Article:
>> begin

What is causing the current selling pressure in Ethereum?
The primary source of selling pressure stems from the Shanghai upgrade, which enabled the withdrawal of staked ETH. This has unlocked a large amount of previously illiquid supply, allowing stakeholders to sell their coins on the open market for the first time in a long while, increasing available sell orders.

How does the Accumulation Trend Score work?
The Accumulation Trend Score is a metric that assesses whether larger entities are net accumulating or distributing coins. A high score indicates strong buying from whales and institutional-sized holders, while a low score suggests they are distributing their holdings or that smaller investors are driving the market.

Why did the price drop even though the CPI met expectations?
This is a classic "buy the rumor, sell the news" event. The market often prices in expectations ahead of time. When the anticipated news (a positive CPI print) finally occurred, traders who had bought beforehand took profits, triggering a sell-off. Furthermore, the data may have prompted a rotation of capital from crypto into traditional assets that benefit from economic stability.

What does aSOPR tell us about market bottoms?
The aSOPR metric tracks the average profit or loss of coins being spent. When it falls to or below 1.0, it often indicates that sellers are realizing losses or breaking even, which can signal panic or capitulation. Historically, this level has acted as a strong support zone, potentially marking a local bottom.

>> end

The problem: Continue the Ethereum market Q&A from where it stops, keeping the same question-and-answer format.

Information shown:

>> begin

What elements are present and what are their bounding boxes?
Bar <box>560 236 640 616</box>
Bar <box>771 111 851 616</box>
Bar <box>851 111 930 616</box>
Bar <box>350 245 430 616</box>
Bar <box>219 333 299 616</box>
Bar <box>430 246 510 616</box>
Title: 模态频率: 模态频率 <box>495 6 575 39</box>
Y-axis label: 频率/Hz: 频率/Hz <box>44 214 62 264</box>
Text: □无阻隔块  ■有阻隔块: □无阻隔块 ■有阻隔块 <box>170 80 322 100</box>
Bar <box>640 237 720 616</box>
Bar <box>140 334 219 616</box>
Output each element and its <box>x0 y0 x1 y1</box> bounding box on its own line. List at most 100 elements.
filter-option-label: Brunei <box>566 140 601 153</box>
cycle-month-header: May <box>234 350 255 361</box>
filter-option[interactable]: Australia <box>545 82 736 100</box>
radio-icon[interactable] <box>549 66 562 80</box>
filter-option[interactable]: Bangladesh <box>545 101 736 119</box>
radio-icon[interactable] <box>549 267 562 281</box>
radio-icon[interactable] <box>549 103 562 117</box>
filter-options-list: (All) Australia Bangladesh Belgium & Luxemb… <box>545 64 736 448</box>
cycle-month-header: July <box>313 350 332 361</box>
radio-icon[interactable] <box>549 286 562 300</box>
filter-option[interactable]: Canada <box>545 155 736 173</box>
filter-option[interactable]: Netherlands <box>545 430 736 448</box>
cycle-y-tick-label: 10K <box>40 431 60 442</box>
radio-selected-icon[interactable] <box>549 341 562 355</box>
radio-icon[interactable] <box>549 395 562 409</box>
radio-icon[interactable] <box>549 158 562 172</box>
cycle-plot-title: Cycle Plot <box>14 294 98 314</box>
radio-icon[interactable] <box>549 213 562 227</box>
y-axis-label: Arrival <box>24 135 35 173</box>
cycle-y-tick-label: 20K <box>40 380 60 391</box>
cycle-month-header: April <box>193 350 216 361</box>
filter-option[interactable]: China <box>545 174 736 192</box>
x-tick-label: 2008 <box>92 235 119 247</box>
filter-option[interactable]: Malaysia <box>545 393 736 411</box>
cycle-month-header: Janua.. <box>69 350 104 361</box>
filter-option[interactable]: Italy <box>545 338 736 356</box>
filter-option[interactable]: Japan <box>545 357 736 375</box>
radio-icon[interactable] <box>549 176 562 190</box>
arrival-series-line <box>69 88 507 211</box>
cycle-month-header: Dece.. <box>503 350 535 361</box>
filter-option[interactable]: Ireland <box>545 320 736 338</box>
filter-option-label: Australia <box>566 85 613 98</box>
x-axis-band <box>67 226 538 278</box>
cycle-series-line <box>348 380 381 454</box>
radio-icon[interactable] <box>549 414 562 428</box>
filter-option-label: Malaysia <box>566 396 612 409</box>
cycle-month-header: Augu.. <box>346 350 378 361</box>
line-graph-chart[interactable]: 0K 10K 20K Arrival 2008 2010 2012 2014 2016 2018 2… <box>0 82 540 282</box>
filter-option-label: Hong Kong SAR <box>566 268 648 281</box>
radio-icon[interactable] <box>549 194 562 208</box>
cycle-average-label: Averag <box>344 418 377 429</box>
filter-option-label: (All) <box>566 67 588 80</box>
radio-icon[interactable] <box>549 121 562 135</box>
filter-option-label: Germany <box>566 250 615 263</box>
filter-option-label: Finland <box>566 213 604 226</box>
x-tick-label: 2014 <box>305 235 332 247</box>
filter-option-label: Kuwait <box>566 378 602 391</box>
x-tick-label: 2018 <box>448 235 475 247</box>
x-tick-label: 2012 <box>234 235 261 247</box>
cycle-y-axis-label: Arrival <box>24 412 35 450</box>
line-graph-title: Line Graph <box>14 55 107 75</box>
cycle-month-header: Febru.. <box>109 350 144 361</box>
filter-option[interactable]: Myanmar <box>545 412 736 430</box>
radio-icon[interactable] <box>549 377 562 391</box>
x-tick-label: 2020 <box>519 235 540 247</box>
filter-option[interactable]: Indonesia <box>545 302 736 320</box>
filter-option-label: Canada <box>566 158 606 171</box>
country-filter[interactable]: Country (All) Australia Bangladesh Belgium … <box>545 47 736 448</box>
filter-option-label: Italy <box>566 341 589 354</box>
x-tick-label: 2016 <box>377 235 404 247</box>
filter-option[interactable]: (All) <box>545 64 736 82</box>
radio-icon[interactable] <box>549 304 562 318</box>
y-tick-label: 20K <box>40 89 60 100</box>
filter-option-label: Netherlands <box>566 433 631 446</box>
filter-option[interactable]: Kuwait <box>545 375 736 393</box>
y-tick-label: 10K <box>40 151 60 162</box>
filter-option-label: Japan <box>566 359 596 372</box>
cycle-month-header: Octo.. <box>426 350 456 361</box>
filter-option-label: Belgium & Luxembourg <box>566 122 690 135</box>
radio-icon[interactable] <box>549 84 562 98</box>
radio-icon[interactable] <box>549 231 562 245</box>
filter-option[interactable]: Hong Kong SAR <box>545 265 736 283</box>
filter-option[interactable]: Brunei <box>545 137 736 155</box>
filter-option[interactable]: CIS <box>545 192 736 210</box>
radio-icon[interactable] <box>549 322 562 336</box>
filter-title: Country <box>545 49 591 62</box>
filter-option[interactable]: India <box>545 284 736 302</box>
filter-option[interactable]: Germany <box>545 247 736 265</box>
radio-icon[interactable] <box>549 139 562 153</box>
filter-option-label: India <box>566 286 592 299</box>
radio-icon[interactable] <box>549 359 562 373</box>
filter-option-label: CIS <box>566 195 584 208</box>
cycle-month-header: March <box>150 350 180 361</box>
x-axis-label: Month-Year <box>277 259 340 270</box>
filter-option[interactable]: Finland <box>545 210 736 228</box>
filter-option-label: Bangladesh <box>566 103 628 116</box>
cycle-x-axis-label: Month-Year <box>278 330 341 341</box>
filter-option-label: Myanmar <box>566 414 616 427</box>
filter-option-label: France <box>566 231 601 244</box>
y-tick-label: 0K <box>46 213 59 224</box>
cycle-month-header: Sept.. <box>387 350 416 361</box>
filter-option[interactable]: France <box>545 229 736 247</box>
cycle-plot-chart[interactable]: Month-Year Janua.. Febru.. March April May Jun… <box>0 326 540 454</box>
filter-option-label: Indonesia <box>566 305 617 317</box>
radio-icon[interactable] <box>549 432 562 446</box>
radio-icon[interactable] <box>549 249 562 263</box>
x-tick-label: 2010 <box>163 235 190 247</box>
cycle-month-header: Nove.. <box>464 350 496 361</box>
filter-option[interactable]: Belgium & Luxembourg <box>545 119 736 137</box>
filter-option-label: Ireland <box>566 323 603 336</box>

>> end

Solved problem:
Are miner sales a significant threat to Bitcoin's price?
Increased miner revenue can lead to higher potential selling pressure, as miners often need to sell a portion of their block rewards to cover operational costs (electricity, hardware). During periods of high congestion and high fees, this selling pressure can become more pronounced if miners decide to liquidate their larger rewards.

How reliable are institutional flow reports for predicting price?
Institutional flow data provides valuable insight into sentiment from large, sophisticated investors. Significant and sustained outflows typically suggest a bearish short-term outlook from this cohort, which can negatively impact price momentum. However, it is just one indicator and should be used in conjunction with other on-chain and technical analysis.